- _Written exercise_: All of the material should be reproduced exactly, with pictures left out.

- _Provided records_:
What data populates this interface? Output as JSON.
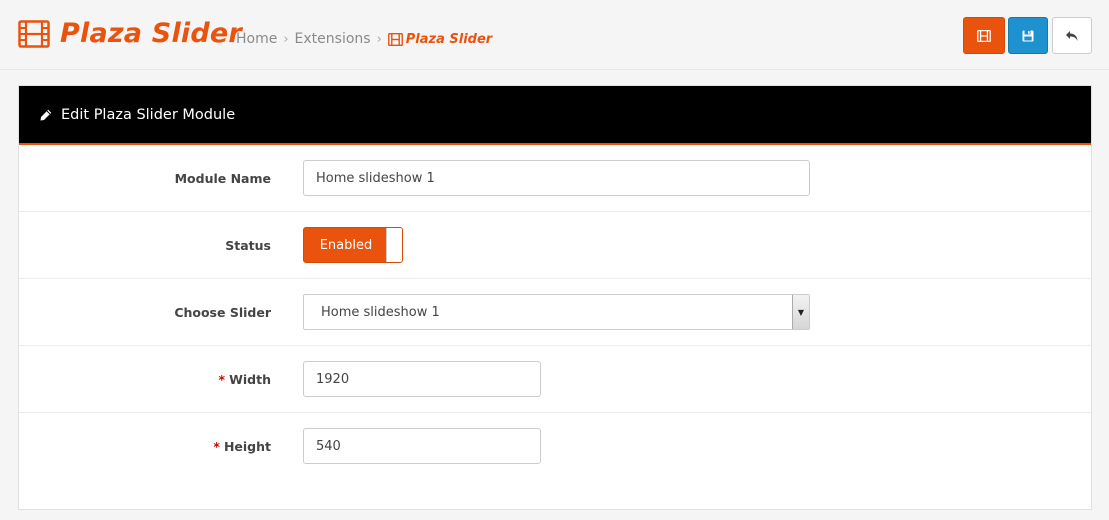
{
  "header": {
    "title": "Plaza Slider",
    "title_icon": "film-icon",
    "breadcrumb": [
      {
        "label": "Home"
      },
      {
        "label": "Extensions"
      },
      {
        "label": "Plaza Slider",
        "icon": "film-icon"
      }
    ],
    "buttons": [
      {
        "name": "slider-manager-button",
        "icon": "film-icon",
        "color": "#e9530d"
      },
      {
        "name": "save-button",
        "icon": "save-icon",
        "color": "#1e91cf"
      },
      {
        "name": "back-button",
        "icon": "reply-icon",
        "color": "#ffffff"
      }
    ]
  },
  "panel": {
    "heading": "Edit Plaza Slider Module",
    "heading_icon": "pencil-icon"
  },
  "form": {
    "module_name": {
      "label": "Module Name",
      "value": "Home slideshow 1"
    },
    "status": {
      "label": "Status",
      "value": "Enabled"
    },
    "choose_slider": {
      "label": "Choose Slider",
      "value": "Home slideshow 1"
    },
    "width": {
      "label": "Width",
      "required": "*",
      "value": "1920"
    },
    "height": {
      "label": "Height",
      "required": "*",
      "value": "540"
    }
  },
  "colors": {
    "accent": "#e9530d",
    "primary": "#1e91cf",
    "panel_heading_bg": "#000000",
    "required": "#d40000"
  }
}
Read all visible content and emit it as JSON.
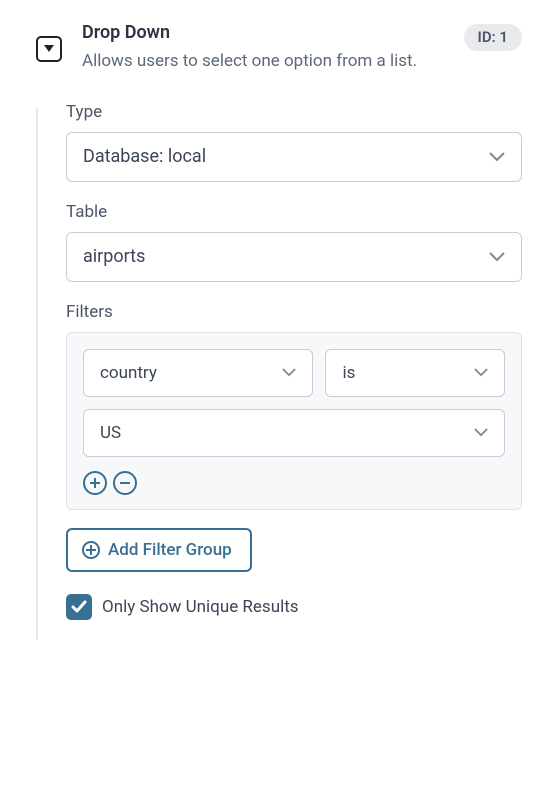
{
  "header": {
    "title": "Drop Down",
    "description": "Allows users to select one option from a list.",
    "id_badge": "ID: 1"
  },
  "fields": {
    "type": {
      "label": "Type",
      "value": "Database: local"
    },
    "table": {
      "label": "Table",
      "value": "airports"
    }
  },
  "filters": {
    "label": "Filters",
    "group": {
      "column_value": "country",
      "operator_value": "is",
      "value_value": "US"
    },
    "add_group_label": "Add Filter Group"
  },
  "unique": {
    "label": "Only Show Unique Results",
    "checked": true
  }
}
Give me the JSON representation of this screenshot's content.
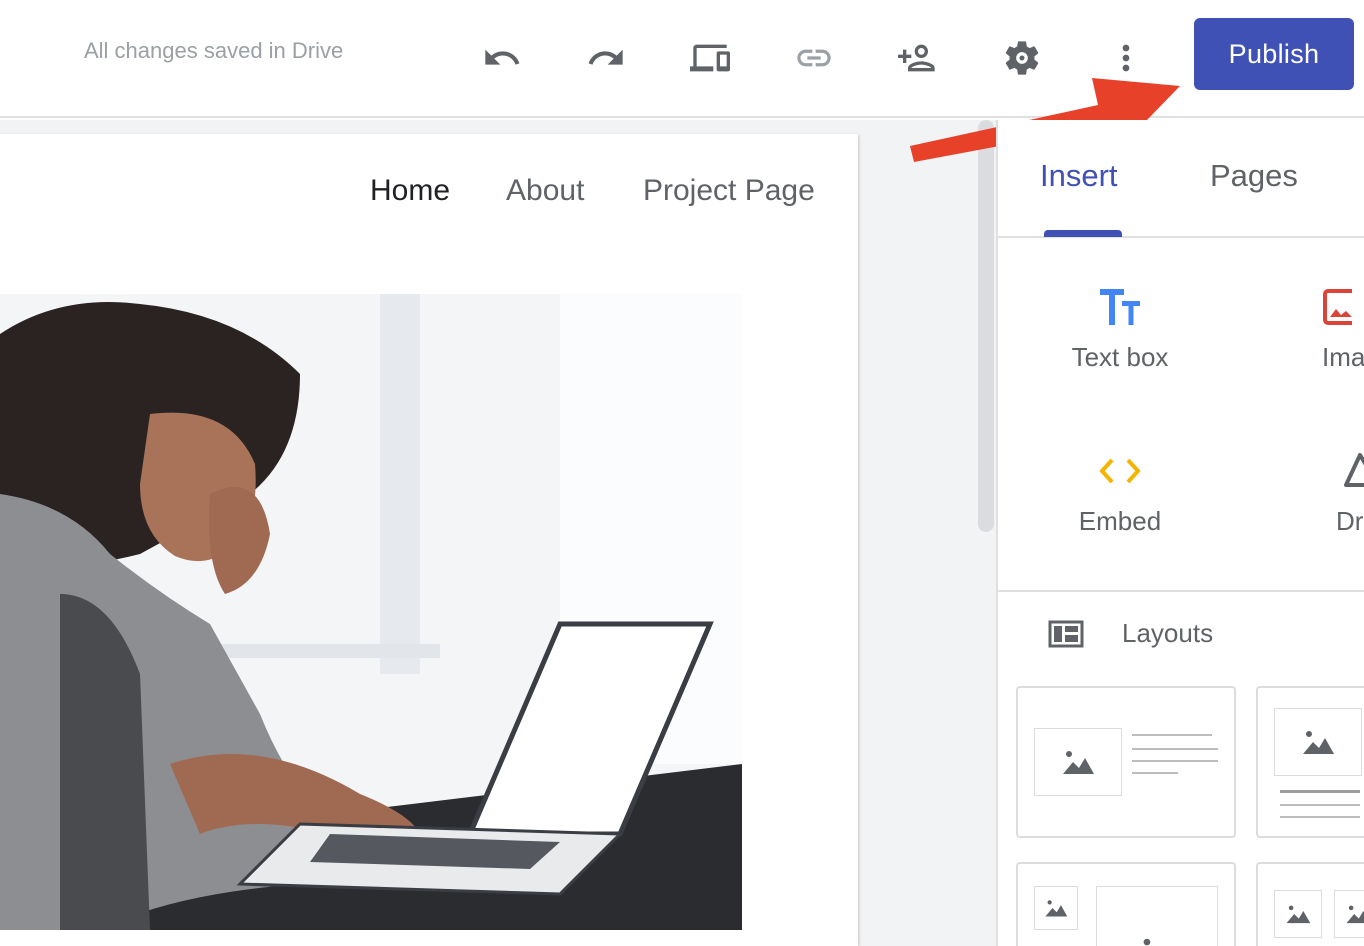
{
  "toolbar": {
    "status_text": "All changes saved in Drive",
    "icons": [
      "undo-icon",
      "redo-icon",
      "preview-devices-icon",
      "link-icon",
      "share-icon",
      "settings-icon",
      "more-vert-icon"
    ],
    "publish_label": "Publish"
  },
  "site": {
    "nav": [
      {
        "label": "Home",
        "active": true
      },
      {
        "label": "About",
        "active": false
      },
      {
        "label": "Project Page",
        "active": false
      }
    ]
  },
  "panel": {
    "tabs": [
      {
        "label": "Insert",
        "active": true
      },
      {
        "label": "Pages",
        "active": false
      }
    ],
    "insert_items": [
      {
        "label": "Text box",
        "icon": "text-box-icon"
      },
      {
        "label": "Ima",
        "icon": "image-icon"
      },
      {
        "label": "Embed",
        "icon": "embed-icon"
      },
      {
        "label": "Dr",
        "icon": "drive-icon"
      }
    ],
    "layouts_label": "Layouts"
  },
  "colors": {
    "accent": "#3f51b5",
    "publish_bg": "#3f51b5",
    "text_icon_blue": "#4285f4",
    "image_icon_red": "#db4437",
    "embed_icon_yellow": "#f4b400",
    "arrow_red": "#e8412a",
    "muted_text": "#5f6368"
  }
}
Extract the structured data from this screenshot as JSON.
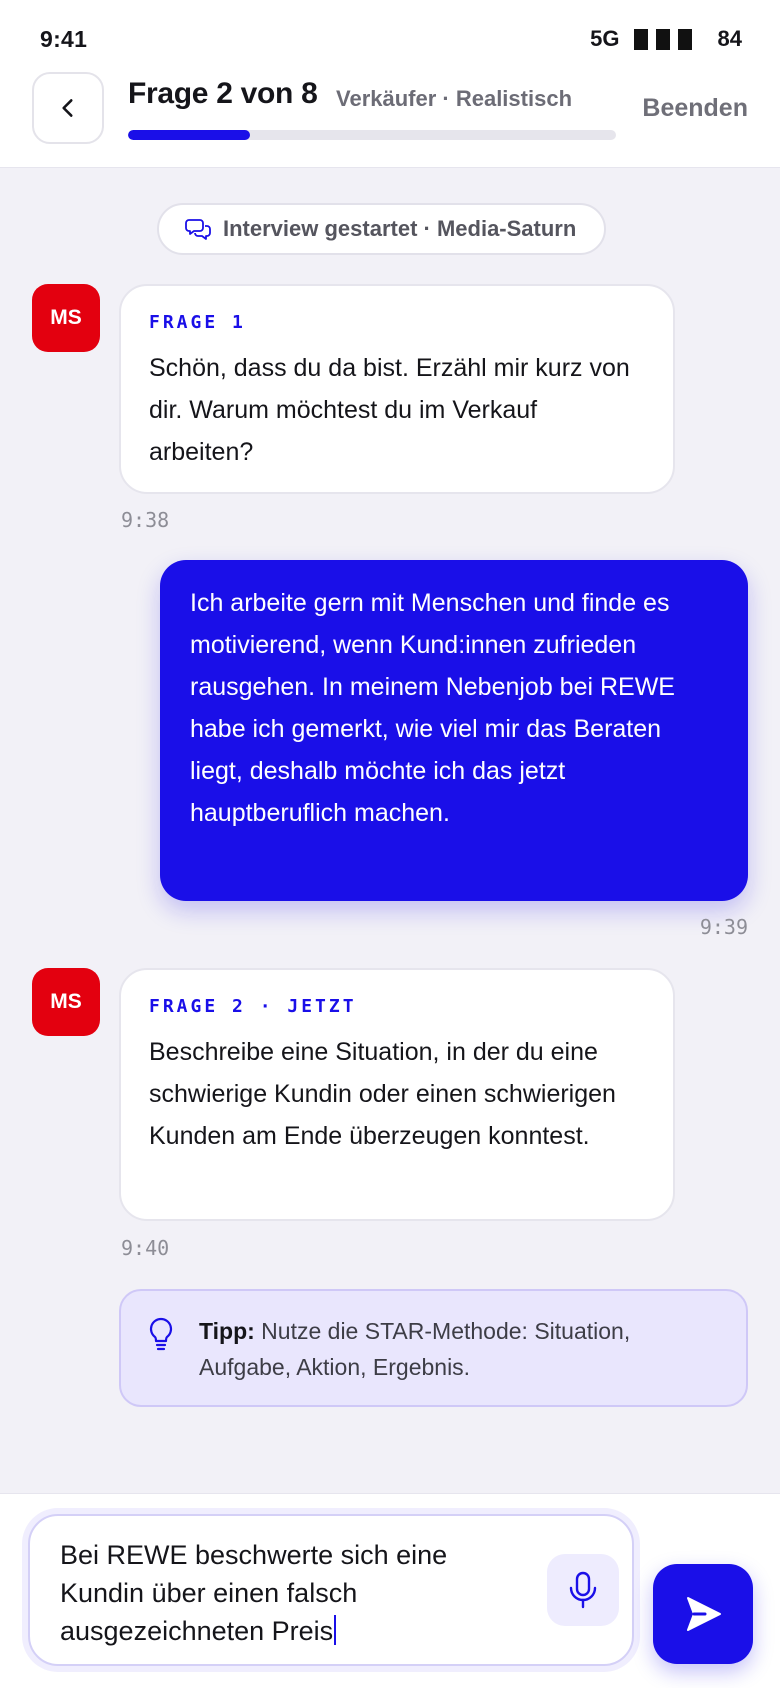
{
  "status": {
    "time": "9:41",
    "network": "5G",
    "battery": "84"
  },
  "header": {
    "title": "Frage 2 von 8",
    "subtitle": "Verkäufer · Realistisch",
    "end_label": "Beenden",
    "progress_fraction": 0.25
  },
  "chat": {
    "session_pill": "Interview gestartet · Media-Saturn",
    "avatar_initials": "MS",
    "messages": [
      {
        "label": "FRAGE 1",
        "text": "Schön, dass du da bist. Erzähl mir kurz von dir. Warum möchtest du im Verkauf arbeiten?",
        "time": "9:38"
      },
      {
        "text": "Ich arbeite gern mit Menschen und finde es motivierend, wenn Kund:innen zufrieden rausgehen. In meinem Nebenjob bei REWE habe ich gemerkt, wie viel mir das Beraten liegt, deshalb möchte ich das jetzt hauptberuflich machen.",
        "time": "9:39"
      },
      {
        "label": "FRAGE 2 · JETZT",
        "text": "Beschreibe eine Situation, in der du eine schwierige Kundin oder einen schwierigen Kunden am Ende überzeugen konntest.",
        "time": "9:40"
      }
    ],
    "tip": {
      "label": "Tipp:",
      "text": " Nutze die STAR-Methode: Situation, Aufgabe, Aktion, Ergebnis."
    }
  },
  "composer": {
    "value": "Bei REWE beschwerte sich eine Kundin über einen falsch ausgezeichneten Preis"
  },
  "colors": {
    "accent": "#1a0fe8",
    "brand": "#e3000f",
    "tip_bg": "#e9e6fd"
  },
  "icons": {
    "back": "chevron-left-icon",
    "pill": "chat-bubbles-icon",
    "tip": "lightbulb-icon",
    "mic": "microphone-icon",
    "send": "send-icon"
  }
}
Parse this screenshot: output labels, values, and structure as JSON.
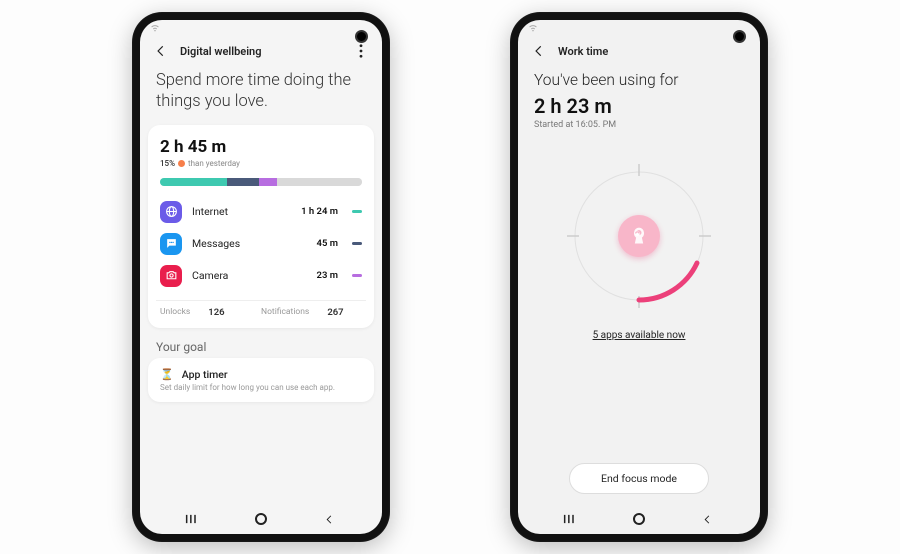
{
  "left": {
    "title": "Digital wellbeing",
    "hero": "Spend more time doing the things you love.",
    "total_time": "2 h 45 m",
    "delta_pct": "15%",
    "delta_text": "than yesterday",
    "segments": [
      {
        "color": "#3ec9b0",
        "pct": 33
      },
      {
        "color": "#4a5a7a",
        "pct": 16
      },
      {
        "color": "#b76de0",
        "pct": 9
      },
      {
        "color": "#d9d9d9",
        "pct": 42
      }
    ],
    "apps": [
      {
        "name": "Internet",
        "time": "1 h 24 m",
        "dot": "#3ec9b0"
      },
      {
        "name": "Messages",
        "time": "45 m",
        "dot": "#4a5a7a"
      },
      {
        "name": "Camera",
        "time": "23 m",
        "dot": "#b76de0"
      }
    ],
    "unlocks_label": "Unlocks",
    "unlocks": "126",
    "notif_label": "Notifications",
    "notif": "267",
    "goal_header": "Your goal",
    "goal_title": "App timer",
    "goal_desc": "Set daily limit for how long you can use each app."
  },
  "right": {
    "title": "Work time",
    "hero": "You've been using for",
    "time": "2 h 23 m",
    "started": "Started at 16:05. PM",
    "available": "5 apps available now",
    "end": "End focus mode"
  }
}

- _Completed exercise_:
What data populates this interface? Output as JSON.
{
  "header": {
    "title": "Plaza Slider",
    "title_icon": "film-icon",
    "breadcrumb": [
      {
        "label": "Home"
      },
      {
        "label": "Extensions"
      },
      {
        "label": "Plaza Slider",
        "icon": "film-icon"
      }
    ],
    "buttons": [
      {
        "name": "slider-manager-button",
        "icon": "film-icon",
        "color": "#e9530d"
      },
      {
        "name": "save-button",
        "icon": "save-icon",
        "color": "#1e91cf"
      },
      {
        "name": "back-button",
        "icon": "reply-icon",
        "color": "#ffffff"
      }
    ]
  },
  "panel": {
    "heading": "Edit Plaza Slider Module",
    "heading_icon": "pencil-icon"
  },
  "form": {
    "module_name": {
      "label": "Module Name",
      "value": "Home slideshow 1"
    },
    "status": {
      "label": "Status",
      "value": "Enabled"
    },
    "choose_slider": {
      "label": "Choose Slider",
      "value": "Home slideshow 1"
    },
    "width": {
      "label": "Width",
      "required": "*",
      "value": "1920"
    },
    "height": {
      "label": "Height",
      "required": "*",
      "value": "540"
    }
  },
  "colors": {
    "accent": "#e9530d",
    "primary": "#1e91cf",
    "panel_heading_bg": "#000000",
    "required": "#d40000"
  }
}
Read all visible content and emit it as JSON.
{
  "header": {
    "title": "Drop Down",
    "description": "Allows users to select one option from a list.",
    "id_badge": "ID: 1"
  },
  "fields": {
    "type": {
      "label": "Type",
      "value": "Database: local"
    },
    "table": {
      "label": "Table",
      "value": "airports"
    }
  },
  "filters": {
    "label": "Filters",
    "group": {
      "column_value": "country",
      "operator_value": "is",
      "value_value": "US"
    },
    "add_group_label": "Add Filter Group"
  },
  "unique": {
    "label": "Only Show Unique Results",
    "checked": true
  }
}
Give me the JSON representation of this screenshot's content.
{
  "toolbar": {
    "status_text": "All changes saved in Drive",
    "icons": [
      "undo-icon",
      "redo-icon",
      "preview-devices-icon",
      "link-icon",
      "share-icon",
      "settings-icon",
      "more-vert-icon"
    ],
    "publish_label": "Publish"
  },
  "site": {
    "nav": [
      {
        "label": "Home",
        "active": true
      },
      {
        "label": "About",
        "active": false
      },
      {
        "label": "Project Page",
        "active": false
      }
    ]
  },
  "panel": {
    "tabs": [
      {
        "label": "Insert",
        "active": true
      },
      {
        "label": "Pages",
        "active": false
      }
    ],
    "insert_items": [
      {
        "label": "Text box",
        "icon": "text-box-icon"
      },
      {
        "label": "Ima",
        "icon": "image-icon"
      },
      {
        "label": "Embed",
        "icon": "embed-icon"
      },
      {
        "label": "Dr",
        "icon": "drive-icon"
      }
    ],
    "layouts_label": "Layouts"
  },
  "colors": {
    "accent": "#3f51b5",
    "publish_bg": "#3f51b5",
    "text_icon_blue": "#4285f4",
    "image_icon_red": "#db4437",
    "embed_icon_yellow": "#f4b400",
    "arrow_red": "#e8412a",
    "muted_text": "#5f6368"
  }
}
Extract the structured data from this screenshot as JSON.
{
  "status": {
    "time": "9:41",
    "network": "5G",
    "battery": "84"
  },
  "header": {
    "title": "Frage 2 von 8",
    "subtitle": "Verkäufer · Realistisch",
    "end_label": "Beenden",
    "progress_fraction": 0.25
  },
  "chat": {
    "session_pill": "Interview gestartet · Media-Saturn",
    "avatar_initials": "MS",
    "messages": [
      {
        "label": "FRAGE 1",
        "text": "Schön, dass du da bist. Erzähl mir kurz von dir. Warum möchtest du im Verkauf arbeiten?",
        "time": "9:38"
      },
      {
        "text": "Ich arbeite gern mit Menschen und finde es motivierend, wenn Kund:innen zufrieden rausgehen. In meinem Nebenjob bei REWE habe ich gemerkt, wie viel mir das Beraten liegt, deshalb möchte ich das jetzt hauptberuflich machen.",
        "time": "9:39"
      },
      {
        "label": "FRAGE 2 · JETZT",
        "text": "Beschreibe eine Situation, in der du eine schwierige Kundin oder einen schwierigen Kunden am Ende überzeugen konntest.",
        "time": "9:40"
      }
    ],
    "tip": {
      "label": "Tipp:",
      "text": " Nutze die STAR-Methode: Situation, Aufgabe, Aktion, Ergebnis."
    }
  },
  "composer": {
    "value": "Bei REWE beschwerte sich eine Kundin über einen falsch ausgezeichneten Preis"
  },
  "colors": {
    "accent": "#1a0fe8",
    "brand": "#e3000f",
    "tip_bg": "#e9e6fd"
  },
  "icons": {
    "back": "chevron-left-icon",
    "pill": "chat-bubbles-icon",
    "tip": "lightbulb-icon",
    "mic": "microphone-icon",
    "send": "send-icon"
  }
}
Parse this screenshot: output labels, values, and structure as JSON.
{
  "left": {
    "title": "Digital wellbeing",
    "hero": "Spend more time doing the things you love.",
    "total_time": "2 h 45 m",
    "delta_pct": "15%",
    "delta_text": "than yesterday",
    "segments": [
      {
        "color": "#3ec9b0",
        "pct": 33
      },
      {
        "color": "#4a5a7a",
        "pct": 16
      },
      {
        "color": "#b76de0",
        "pct": 9
      },
      {
        "color": "#d9d9d9",
        "pct": 42
      }
    ],
    "apps": [
      {
        "name": "Internet",
        "time": "1 h 24 m",
        "dot": "#3ec9b0"
      },
      {
        "name": "Messages",
        "time": "45 m",
        "dot": "#4a5a7a"
      },
      {
        "name": "Camera",
        "time": "23 m",
        "dot": "#b76de0"
      }
    ],
    "unlocks_label": "Unlocks",
    "unlocks": "126",
    "notif_label": "Notifications",
    "notif": "267",
    "goal_header": "Your goal",
    "goal_title": "App timer",
    "goal_desc": "Set daily limit for how long you can use each app."
  },
  "right": {
    "title": "Work time",
    "hero": "You've been using for",
    "time": "2 h 23 m",
    "started": "Started at 16:05. PM",
    "available": "5 apps available now",
    "end": "End focus mode"
  }
}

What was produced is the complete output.